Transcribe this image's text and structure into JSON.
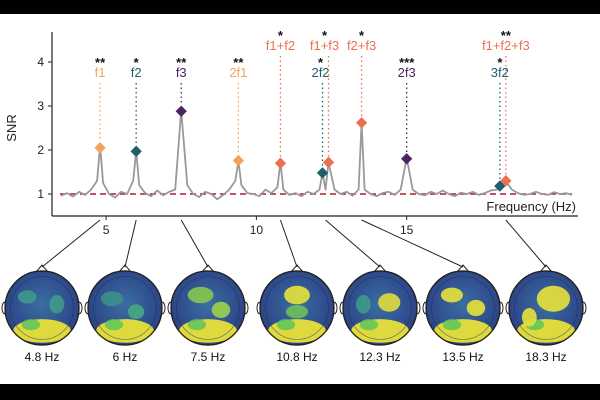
{
  "chart_data": {
    "type": "line",
    "xlabel": "Frequency (Hz)",
    "ylabel": "SNR",
    "xlim": [
      3.2,
      20.7
    ],
    "ylim": [
      0.5,
      4.5
    ],
    "xticks": [
      5,
      10,
      15
    ],
    "yticks": [
      1,
      2,
      3,
      4
    ],
    "baseline": 1,
    "baseline_color": "#b2182b",
    "line_color": "#999999",
    "series": [
      {
        "x": [
          3.5,
          3.7,
          3.9,
          4.1,
          4.3,
          4.5,
          4.7,
          4.8,
          4.9,
          5.1,
          5.3,
          5.5,
          5.7,
          5.9,
          6.0,
          6.1,
          6.3,
          6.5,
          6.7,
          6.9,
          7.1,
          7.3,
          7.5,
          7.7,
          7.9,
          8.1,
          8.3,
          8.5,
          8.7,
          8.9,
          9.1,
          9.3,
          9.4,
          9.5,
          9.7,
          9.9,
          10.1,
          10.3,
          10.5,
          10.7,
          10.8,
          10.9,
          11.1,
          11.3,
          11.5,
          11.7,
          11.9,
          12.1,
          12.2,
          12.3,
          12.4,
          12.6,
          12.8,
          13.0,
          13.2,
          13.4,
          13.5,
          13.6,
          13.8,
          14.0,
          14.2,
          14.4,
          14.6,
          14.8,
          15.0,
          15.2,
          15.4,
          15.6,
          15.8,
          16.0,
          16.2,
          16.4,
          16.6,
          16.8,
          17.0,
          17.2,
          17.4,
          17.6,
          17.8,
          18.0,
          18.1,
          18.3,
          18.5,
          18.7,
          18.9,
          19.1,
          19.3,
          19.5,
          19.7,
          19.9,
          20.1,
          20.3,
          20.5
        ],
        "y": [
          0.96,
          1.02,
          0.94,
          1.05,
          0.98,
          1.1,
          1.3,
          2.1,
          1.25,
          1.0,
          0.92,
          1.05,
          1.0,
          1.3,
          1.98,
          1.2,
          1.02,
          0.95,
          1.08,
          0.97,
          1.05,
          1.1,
          2.9,
          1.2,
          1.0,
          0.93,
          1.05,
          1.0,
          0.88,
          0.98,
          1.1,
          1.3,
          1.75,
          1.2,
          1.02,
          1.0,
          0.95,
          1.1,
          1.02,
          1.15,
          1.72,
          1.1,
          0.98,
          1.02,
          0.95,
          1.05,
          1.0,
          1.1,
          1.48,
          1.1,
          1.72,
          1.1,
          1.0,
          1.05,
          0.96,
          1.1,
          2.62,
          1.1,
          1.0,
          0.95,
          1.02,
          1.05,
          0.98,
          1.1,
          1.82,
          1.1,
          1.0,
          0.97,
          1.05,
          1.0,
          1.08,
          1.0,
          0.95,
          1.03,
          1.0,
          1.05,
          0.98,
          1.02,
          1.08,
          1.1,
          1.18,
          1.28,
          1.1,
          1.02,
          0.98,
          1.0,
          1.05,
          1.0,
          0.98,
          1.04,
          1.0,
          1.02,
          0.98
        ]
      }
    ],
    "peaks": [
      {
        "label": "f1",
        "stars": "**",
        "x": 4.8,
        "y": 2.05,
        "color": "#f4a259"
      },
      {
        "label": "f2",
        "stars": "*",
        "x": 6.0,
        "y": 1.97,
        "color": "#1f5f6b"
      },
      {
        "label": "f3",
        "stars": "**",
        "x": 7.5,
        "y": 2.88,
        "color": "#4a2460"
      },
      {
        "label": "2f1",
        "stars": "**",
        "x": 9.4,
        "y": 1.76,
        "color": "#f4a259"
      },
      {
        "label": "f1+f2",
        "stars": "*",
        "x": 10.8,
        "y": 1.7,
        "color": "#ec6f4f"
      },
      {
        "label": "2f2",
        "stars": "*",
        "x": 12.2,
        "y": 1.48,
        "color": "#1f5f6b"
      },
      {
        "label": "f1+f3",
        "stars": "*",
        "x": 12.4,
        "y": 1.72,
        "color": "#ec6f4f"
      },
      {
        "label": "f2+f3",
        "stars": "*",
        "x": 13.5,
        "y": 2.62,
        "color": "#ec6f4f"
      },
      {
        "label": "2f3",
        "stars": "***",
        "x": 15.0,
        "y": 1.8,
        "color": "#4a2460"
      },
      {
        "label": "3f2",
        "stars": "*",
        "x": 18.1,
        "y": 1.18,
        "color": "#1f5f6b"
      },
      {
        "label": "f1+f2+f3",
        "stars": "**",
        "x": 18.3,
        "y": 1.3,
        "color": "#ec6f4f"
      }
    ],
    "topomaps": [
      {
        "freq": 4.8,
        "label": "4.8 Hz"
      },
      {
        "freq": 6.0,
        "label": "6 Hz"
      },
      {
        "freq": 7.5,
        "label": "7.5 Hz"
      },
      {
        "freq": 10.8,
        "label": "10.8 Hz"
      },
      {
        "freq": 12.3,
        "label": "12.3 Hz"
      },
      {
        "freq": 13.5,
        "label": "13.5 Hz"
      },
      {
        "freq": 18.3,
        "label": "18.3 Hz"
      }
    ]
  }
}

== Direction ==
Write out the records above exactly as they stand, leaving out every picture.

== Exercise solution ==
Transcribe this image's text and structure into JSON.
{
  "chart_data": {
    "type": "line",
    "xlabel": "Frequency (Hz)",
    "ylabel": "SNR",
    "xlim": [
      3.2,
      20.7
    ],
    "ylim": [
      0.5,
      4.5
    ],
    "xticks": [
      5,
      10,
      15
    ],
    "yticks": [
      1,
      2,
      3,
      4
    ],
    "baseline": 1,
    "baseline_color": "#b2182b",
    "line_color": "#999999",
    "series": [
      {
        "x": [
          3.5,
          3.7,
          3.9,
          4.1,
          4.3,
          4.5,
          4.7,
          4.8,
          4.9,
          5.1,
          5.3,
          5.5,
          5.7,
          5.9,
          6.0,
          6.1,
          6.3,
          6.5,
          6.7,
          6.9,
          7.1,
          7.3,
          7.5,
          7.7,
          7.9,
          8.1,
          8.3,
          8.5,
          8.7,
          8.9,
          9.1,
          9.3,
          9.4,
          9.5,
          9.7,
          9.9,
          10.1,
          10.3,
          10.5,
          10.7,
          10.8,
          10.9,
          11.1,
          11.3,
          11.5,
          11.7,
          11.9,
          12.1,
          12.2,
          12.3,
          12.4,
          12.6,
          12.8,
          13.0,
          13.2,
          13.4,
          13.5,
          13.6,
          13.8,
          14.0,
          14.2,
          14.4,
          14.6,
          14.8,
          15.0,
          15.2,
          15.4,
          15.6,
          15.8,
          16.0,
          16.2,
          16.4,
          16.6,
          16.8,
          17.0,
          17.2,
          17.4,
          17.6,
          17.8,
          18.0,
          18.1,
          18.3,
          18.5,
          18.7,
          18.9,
          19.1,
          19.3,
          19.5,
          19.7,
          19.9,
          20.1,
          20.3,
          20.5
        ],
        "y": [
          0.96,
          1.02,
          0.94,
          1.05,
          0.98,
          1.1,
          1.3,
          2.1,
          1.25,
          1.0,
          0.92,
          1.05,
          1.0,
          1.3,
          1.98,
          1.2,
          1.02,
          0.95,
          1.08,
          0.97,
          1.05,
          1.1,
          2.9,
          1.2,
          1.0,
          0.93,
          1.05,
          1.0,
          0.88,
          0.98,
          1.1,
          1.3,
          1.75,
          1.2,
          1.02,
          1.0,
          0.95,
          1.1,
          1.02,
          1.15,
          1.72,
          1.1,
          0.98,
          1.02,
          0.95,
          1.05,
          1.0,
          1.1,
          1.48,
          1.1,
          1.72,
          1.1,
          1.0,
          1.05,
          0.96,
          1.1,
          2.62,
          1.1,
          1.0,
          0.95,
          1.02,
          1.05,
          0.98,
          1.1,
          1.82,
          1.1,
          1.0,
          0.97,
          1.05,
          1.0,
          1.08,
          1.0,
          0.95,
          1.03,
          1.0,
          1.05,
          0.98,
          1.02,
          1.08,
          1.1,
          1.18,
          1.28,
          1.1,
          1.02,
          0.98,
          1.0,
          1.05,
          1.0,
          0.98,
          1.04,
          1.0,
          1.02,
          0.98
        ]
      }
    ],
    "peaks": [
      {
        "label": "f1",
        "stars": "**",
        "x": 4.8,
        "y": 2.05,
        "color": "#f4a259"
      },
      {
        "label": "f2",
        "stars": "*",
        "x": 6.0,
        "y": 1.97,
        "color": "#1f5f6b"
      },
      {
        "label": "f3",
        "stars": "**",
        "x": 7.5,
        "y": 2.88,
        "color": "#4a2460"
      },
      {
        "label": "2f1",
        "stars": "**",
        "x": 9.4,
        "y": 1.76,
        "color": "#f4a259"
      },
      {
        "label": "f1+f2",
        "stars": "*",
        "x": 10.8,
        "y": 1.7,
        "color": "#ec6f4f"
      },
      {
        "label": "2f2",
        "stars": "*",
        "x": 12.2,
        "y": 1.48,
        "color": "#1f5f6b"
      },
      {
        "label": "f1+f3",
        "stars": "*",
        "x": 12.4,
        "y": 1.72,
        "color": "#ec6f4f"
      },
      {
        "label": "f2+f3",
        "stars": "*",
        "x": 13.5,
        "y": 2.62,
        "color": "#ec6f4f"
      },
      {
        "label": "2f3",
        "stars": "***",
        "x": 15.0,
        "y": 1.8,
        "color": "#4a2460"
      },
      {
        "label": "3f2",
        "stars": "*",
        "x": 18.1,
        "y": 1.18,
        "color": "#1f5f6b"
      },
      {
        "label": "f1+f2+f3",
        "stars": "**",
        "x": 18.3,
        "y": 1.3,
        "color": "#ec6f4f"
      }
    ],
    "topomaps": [
      {
        "freq": 4.8,
        "label": "4.8 Hz"
      },
      {
        "freq": 6.0,
        "label": "6 Hz"
      },
      {
        "freq": 7.5,
        "label": "7.5 Hz"
      },
      {
        "freq": 10.8,
        "label": "10.8 Hz"
      },
      {
        "freq": 12.3,
        "label": "12.3 Hz"
      },
      {
        "freq": 13.5,
        "label": "13.5 Hz"
      },
      {
        "freq": 18.3,
        "label": "18.3 Hz"
      }
    ]
  }
}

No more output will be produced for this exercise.